Records from a data collection:

....

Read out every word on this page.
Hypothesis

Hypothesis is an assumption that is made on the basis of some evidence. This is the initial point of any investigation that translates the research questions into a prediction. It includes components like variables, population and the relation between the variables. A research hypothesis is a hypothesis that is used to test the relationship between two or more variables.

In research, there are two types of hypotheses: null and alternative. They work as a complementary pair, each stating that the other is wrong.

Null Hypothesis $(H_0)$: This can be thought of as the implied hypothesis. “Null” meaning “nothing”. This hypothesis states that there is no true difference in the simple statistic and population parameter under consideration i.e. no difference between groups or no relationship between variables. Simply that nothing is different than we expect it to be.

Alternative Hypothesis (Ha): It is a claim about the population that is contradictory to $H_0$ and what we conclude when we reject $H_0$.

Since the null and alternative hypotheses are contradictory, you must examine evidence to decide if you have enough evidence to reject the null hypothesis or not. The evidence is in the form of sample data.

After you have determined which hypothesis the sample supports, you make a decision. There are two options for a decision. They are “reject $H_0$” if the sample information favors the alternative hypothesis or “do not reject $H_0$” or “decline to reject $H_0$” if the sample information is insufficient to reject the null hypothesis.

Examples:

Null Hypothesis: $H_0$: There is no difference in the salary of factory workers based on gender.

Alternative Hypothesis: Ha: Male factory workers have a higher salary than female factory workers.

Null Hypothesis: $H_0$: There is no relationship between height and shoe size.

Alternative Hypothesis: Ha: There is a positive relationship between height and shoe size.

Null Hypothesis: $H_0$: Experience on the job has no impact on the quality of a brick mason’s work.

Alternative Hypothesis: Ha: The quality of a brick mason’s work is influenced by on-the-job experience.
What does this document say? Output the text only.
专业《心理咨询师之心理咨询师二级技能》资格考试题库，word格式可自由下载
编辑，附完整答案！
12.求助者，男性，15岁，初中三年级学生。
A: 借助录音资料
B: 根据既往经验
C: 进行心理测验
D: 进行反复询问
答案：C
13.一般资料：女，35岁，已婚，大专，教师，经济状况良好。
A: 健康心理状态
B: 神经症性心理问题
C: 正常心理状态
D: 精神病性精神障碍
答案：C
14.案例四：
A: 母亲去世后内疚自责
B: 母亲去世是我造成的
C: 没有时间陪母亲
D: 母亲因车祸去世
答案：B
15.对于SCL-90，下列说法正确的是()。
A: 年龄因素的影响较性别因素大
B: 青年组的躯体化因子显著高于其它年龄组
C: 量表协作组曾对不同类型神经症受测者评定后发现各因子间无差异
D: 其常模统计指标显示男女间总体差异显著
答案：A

....

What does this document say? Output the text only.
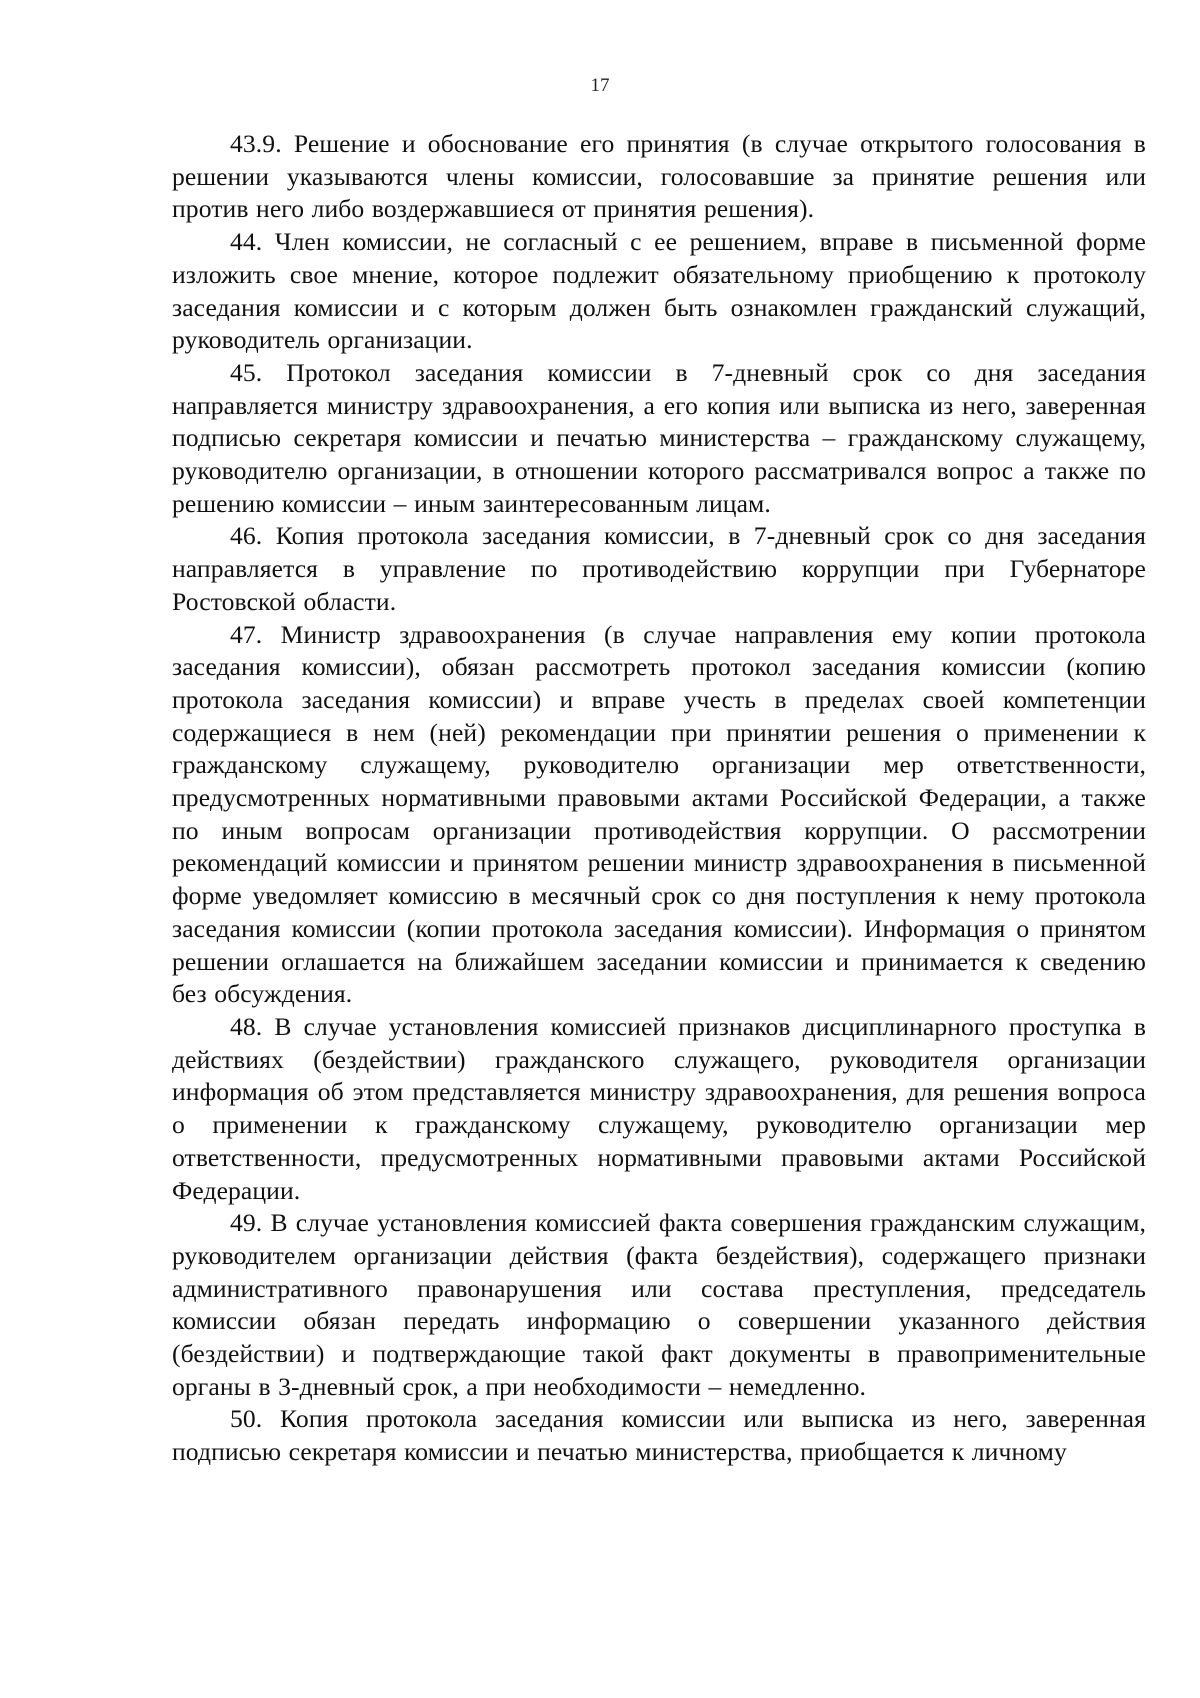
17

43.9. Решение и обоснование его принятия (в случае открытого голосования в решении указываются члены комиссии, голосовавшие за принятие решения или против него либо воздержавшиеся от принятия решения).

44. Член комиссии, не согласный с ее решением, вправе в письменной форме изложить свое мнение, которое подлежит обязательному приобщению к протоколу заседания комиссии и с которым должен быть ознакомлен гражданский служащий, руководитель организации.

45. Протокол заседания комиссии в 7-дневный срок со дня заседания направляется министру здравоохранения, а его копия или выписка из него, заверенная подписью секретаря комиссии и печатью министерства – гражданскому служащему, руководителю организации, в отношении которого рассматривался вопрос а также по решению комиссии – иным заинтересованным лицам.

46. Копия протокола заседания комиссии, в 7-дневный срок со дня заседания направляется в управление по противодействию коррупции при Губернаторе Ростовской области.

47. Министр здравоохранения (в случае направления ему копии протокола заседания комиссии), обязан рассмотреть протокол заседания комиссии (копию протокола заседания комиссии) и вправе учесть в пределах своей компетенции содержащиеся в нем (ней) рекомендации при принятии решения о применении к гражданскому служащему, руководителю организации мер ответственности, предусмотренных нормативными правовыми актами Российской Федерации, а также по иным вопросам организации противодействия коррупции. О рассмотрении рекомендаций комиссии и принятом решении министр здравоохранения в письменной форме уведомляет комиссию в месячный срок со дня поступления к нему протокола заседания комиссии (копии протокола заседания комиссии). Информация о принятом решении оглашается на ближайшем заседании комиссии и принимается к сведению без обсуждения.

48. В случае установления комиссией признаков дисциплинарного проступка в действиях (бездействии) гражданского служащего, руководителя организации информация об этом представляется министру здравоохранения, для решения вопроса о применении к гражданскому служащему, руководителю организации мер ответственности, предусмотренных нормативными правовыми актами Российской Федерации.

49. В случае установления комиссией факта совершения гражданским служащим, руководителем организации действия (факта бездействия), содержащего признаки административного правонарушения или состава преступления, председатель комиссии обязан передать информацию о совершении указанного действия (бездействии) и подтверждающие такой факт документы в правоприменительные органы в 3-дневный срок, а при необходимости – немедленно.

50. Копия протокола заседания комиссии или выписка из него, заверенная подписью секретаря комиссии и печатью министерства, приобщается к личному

....

From the entries above, pull out each line that includes "factory".

→ **Final result**
Null Hypothesis: $H_0$: There is no difference in the salary of factory workers based on gender.
Alternative Hypothesis: Ha: Male factory workers have a higher salary than female factory workers.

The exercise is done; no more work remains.